» **Records for processing**:
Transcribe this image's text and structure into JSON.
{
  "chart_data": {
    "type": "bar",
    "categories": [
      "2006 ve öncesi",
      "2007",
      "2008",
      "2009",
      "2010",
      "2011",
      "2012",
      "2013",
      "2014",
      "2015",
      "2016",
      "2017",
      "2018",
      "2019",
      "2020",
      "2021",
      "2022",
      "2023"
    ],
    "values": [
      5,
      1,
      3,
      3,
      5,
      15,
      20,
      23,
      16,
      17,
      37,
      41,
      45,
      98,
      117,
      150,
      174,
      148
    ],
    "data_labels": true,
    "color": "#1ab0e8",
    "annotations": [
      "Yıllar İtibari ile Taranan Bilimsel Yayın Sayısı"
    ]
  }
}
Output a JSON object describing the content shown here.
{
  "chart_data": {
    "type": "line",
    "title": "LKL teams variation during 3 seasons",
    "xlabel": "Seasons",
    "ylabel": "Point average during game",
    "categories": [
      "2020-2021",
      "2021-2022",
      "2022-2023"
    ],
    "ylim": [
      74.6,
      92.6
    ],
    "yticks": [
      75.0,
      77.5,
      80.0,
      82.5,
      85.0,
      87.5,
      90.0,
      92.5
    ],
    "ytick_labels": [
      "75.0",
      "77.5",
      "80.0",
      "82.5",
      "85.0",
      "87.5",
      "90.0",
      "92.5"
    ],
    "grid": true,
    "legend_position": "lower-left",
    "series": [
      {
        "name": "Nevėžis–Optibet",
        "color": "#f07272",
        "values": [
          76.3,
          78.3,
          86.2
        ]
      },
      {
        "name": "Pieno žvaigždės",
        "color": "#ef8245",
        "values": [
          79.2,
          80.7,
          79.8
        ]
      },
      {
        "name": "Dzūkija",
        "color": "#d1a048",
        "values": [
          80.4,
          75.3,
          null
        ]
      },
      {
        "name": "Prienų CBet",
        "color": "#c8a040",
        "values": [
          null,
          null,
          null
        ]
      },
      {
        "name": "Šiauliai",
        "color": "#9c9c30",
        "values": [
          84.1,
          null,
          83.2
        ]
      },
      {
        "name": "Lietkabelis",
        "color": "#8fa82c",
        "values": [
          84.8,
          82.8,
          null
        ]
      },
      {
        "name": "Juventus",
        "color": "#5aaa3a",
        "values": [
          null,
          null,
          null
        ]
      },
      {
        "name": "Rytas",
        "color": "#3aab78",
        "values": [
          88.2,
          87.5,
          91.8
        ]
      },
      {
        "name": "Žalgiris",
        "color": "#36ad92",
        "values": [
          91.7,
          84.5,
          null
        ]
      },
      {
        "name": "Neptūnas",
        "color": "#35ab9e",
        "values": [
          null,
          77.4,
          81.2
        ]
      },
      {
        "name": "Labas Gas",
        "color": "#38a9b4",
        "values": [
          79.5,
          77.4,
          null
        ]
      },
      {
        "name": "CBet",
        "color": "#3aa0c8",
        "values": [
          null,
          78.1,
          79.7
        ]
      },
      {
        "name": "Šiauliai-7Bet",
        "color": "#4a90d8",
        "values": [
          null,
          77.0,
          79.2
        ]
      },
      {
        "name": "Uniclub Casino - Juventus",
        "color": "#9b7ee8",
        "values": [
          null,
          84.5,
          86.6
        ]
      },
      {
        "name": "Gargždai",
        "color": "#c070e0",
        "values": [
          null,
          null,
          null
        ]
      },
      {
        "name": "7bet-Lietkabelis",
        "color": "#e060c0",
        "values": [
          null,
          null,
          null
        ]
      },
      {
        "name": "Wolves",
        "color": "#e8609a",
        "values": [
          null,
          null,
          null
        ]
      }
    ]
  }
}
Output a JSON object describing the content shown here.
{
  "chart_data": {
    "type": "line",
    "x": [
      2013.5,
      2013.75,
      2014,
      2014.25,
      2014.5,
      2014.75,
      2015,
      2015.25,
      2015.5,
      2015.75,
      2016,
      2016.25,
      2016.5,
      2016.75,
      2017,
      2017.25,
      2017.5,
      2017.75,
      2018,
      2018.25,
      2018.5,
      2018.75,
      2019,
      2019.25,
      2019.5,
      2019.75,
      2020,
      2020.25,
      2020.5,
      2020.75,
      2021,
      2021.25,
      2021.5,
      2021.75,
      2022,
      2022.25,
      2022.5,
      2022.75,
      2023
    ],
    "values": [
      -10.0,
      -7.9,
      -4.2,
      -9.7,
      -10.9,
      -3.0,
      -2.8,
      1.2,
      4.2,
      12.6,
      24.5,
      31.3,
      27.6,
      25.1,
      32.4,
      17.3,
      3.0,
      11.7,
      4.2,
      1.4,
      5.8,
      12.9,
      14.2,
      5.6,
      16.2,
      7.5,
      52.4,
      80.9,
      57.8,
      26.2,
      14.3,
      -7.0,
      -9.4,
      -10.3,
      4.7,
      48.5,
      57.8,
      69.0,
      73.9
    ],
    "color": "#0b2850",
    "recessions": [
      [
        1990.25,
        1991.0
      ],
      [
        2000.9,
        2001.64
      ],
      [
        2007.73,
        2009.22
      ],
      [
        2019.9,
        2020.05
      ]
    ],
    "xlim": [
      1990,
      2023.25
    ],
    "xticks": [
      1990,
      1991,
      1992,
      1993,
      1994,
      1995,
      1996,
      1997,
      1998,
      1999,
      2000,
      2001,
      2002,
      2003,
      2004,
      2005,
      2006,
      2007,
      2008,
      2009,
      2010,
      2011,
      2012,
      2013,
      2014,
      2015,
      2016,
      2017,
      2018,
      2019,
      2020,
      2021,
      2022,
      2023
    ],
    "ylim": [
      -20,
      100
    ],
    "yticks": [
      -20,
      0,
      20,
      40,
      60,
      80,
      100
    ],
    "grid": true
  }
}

» **Written instruction**:
Copy every record exactly, with nothing added or dropped.

» **Exercise solution**:
Transcribe this image's text and structure into JSON.
{
  "chart_data": {
    "type": "bar",
    "categories": [
      "2006 ve öncesi",
      "2007",
      "2008",
      "2009",
      "2010",
      "2011",
      "2012",
      "2013",
      "2014",
      "2015",
      "2016",
      "2017",
      "2018",
      "2019",
      "2020",
      "2021",
      "2022",
      "2023"
    ],
    "values": [
      5,
      1,
      3,
      3,
      5,
      15,
      20,
      23,
      16,
      17,
      37,
      41,
      45,
      98,
      117,
      150,
      174,
      148
    ],
    "data_labels": true,
    "color": "#1ab0e8",
    "annotations": [
      "Yıllar İtibari ile Taranan Bilimsel Yayın Sayısı"
    ]
  }
}
Output a JSON object describing the content shown here.
{
  "chart_data": {
    "type": "line",
    "title": "LKL teams variation during 3 seasons",
    "xlabel": "Seasons",
    "ylabel": "Point average during game",
    "categories": [
      "2020-2021",
      "2021-2022",
      "2022-2023"
    ],
    "ylim": [
      74.6,
      92.6
    ],
    "yticks": [
      75.0,
      77.5,
      80.0,
      82.5,
      85.0,
      87.5,
      90.0,
      92.5
    ],
    "ytick_labels": [
      "75.0",
      "77.5",
      "80.0",
      "82.5",
      "85.0",
      "87.5",
      "90.0",
      "92.5"
    ],
    "grid": true,
    "legend_position": "lower-left",
    "series": [
      {
        "name": "Nevėžis–Optibet",
        "color": "#f07272",
        "values": [
          76.3,
          78.3,
          86.2
        ]
      },
      {
        "name": "Pieno žvaigždės",
        "color": "#ef8245",
        "values": [
          79.2,
          80.7,
          79.8
        ]
      },
      {
        "name": "Dzūkija",
        "color": "#d1a048",
        "values": [
          80.4,
          75.3,
          null
        ]
      },
      {
        "name": "Prienų CBet",
        "color": "#c8a040",
        "values": [
          null,
          null,
          null
        ]
      },
      {
        "name": "Šiauliai",
        "color": "#9c9c30",
        "values": [
          84.1,
          null,
          83.2
        ]
      },
      {
        "name": "Lietkabelis",
        "color": "#8fa82c",
        "values": [
          84.8,
          82.8,
          null
        ]
      },
      {
        "name": "Juventus",
        "color": "#5aaa3a",
        "values": [
          null,
          null,
          null
        ]
      },
      {
        "name": "Rytas",
        "color": "#3aab78",
        "values": [
          88.2,
          87.5,
          91.8
        ]
      },
      {
        "name": "Žalgiris",
        "color": "#36ad92",
        "values": [
          91.7,
          84.5,
          null
        ]
      },
      {
        "name": "Neptūnas",
        "color": "#35ab9e",
        "values": [
          null,
          77.4,
          81.2
        ]
      },
      {
        "name": "Labas Gas",
        "color": "#38a9b4",
        "values": [
          79.5,
          77.4,
          null
        ]
      },
      {
        "name": "CBet",
        "color": "#3aa0c8",
        "values": [
          null,
          78.1,
          79.7
        ]
      },
      {
        "name": "Šiauliai-7Bet",
        "color": "#4a90d8",
        "values": [
          null,
          77.0,
          79.2
        ]
      },
      {
        "name": "Uniclub Casino - Juventus",
        "color": "#9b7ee8",
        "values": [
          null,
          84.5,
          86.6
        ]
      },
      {
        "name": "Gargždai",
        "color": "#c070e0",
        "values": [
          null,
          null,
          null
        ]
      },
      {
        "name": "7bet-Lietkabelis",
        "color": "#e060c0",
        "values": [
          null,
          null,
          null
        ]
      },
      {
        "name": "Wolves",
        "color": "#e8609a",
        "values": [
          null,
          null,
          null
        ]
      }
    ]
  }
}
Output a JSON object describing the content shown here.
{
  "chart_data": {
    "type": "line",
    "x": [
      2013.5,
      2013.75,
      2014,
      2014.25,
      2014.5,
      2014.75,
      2015,
      2015.25,
      2015.5,
      2015.75,
      2016,
      2016.25,
      2016.5,
      2016.75,
      2017,
      2017.25,
      2017.5,
      2017.75,
      2018,
      2018.25,
      2018.5,
      2018.75,
      2019,
      2019.25,
      2019.5,
      2019.75,
      2020,
      2020.25,
      2020.5,
      2020.75,
      2021,
      2021.25,
      2021.5,
      2021.75,
      2022,
      2022.25,
      2022.5,
      2022.75,
      2023
    ],
    "values": [
      -10.0,
      -7.9,
      -4.2,
      -9.7,
      -10.9,
      -3.0,
      -2.8,
      1.2,
      4.2,
      12.6,
      24.5,
      31.3,
      27.6,
      25.1,
      32.4,
      17.3,
      3.0,
      11.7,
      4.2,
      1.4,
      5.8,
      12.9,
      14.2,
      5.6,
      16.2,
      7.5,
      52.4,
      80.9,
      57.8,
      26.2,
      14.3,
      -7.0,
      -9.4,
      -10.3,
      4.7,
      48.5,
      57.8,
      69.0,
      73.9
    ],
    "color": "#0b2850",
    "recessions": [
      [
        1990.25,
        1991.0
      ],
      [
        2000.9,
        2001.64
      ],
      [
        2007.73,
        2009.22
      ],
      [
        2019.9,
        2020.05
      ]
    ],
    "xlim": [
      1990,
      2023.25
    ],
    "xticks": [
      1990,
      1991,
      1992,
      1993,
      1994,
      1995,
      1996,
      1997,
      1998,
      1999,
      2000,
      2001,
      2002,
      2003,
      2004,
      2005,
      2006,
      2007,
      2008,
      2009,
      2010,
      2011,
      2012,
      2013,
      2014,
      2015,
      2016,
      2017,
      2018,
      2019,
      2020,
      2021,
      2022,
      2023
    ],
    "ylim": [
      -20,
      100
    ],
    "yticks": [
      -20,
      0,
      20,
      40,
      60,
      80,
      100
    ],
    "grid": true
  }
}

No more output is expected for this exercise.